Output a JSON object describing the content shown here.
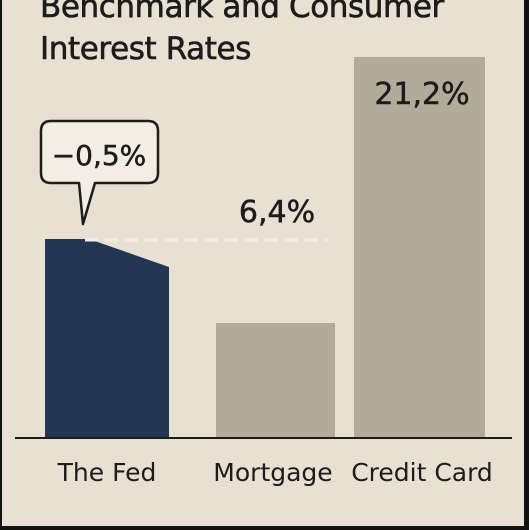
{
  "title_lines": [
    "Benchmark and Consumer",
    "Interest Rates"
  ],
  "colors": {
    "background": "#e7e0d3",
    "fed_bar": "#223753",
    "consumer_bar": "#b3aa9a",
    "text": "#1c1c1c",
    "callout_fill": "#f3eee4",
    "dashed_line": "#f3eee4"
  },
  "chart_data": {
    "type": "bar",
    "title": "Benchmark and Consumer Interest Rates",
    "categories": [
      "The Fed",
      "Mortgage",
      "Credit Card"
    ],
    "values": [
      -0.5,
      6.4,
      21.2
    ],
    "value_labels": [
      "−0,5%",
      "6,4%",
      "21,2%"
    ],
    "xlabel": "",
    "ylabel": "",
    "grid": false,
    "legend": "none",
    "annotations": [
      "−0,5%"
    ]
  }
}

> [Stated problem]:
Using the records above, copy every line that has the word "Rates" in it.

> [Finished exercise]:
    "Interest Rates"
    "title": "Benchmark and Consumer Interest Rates",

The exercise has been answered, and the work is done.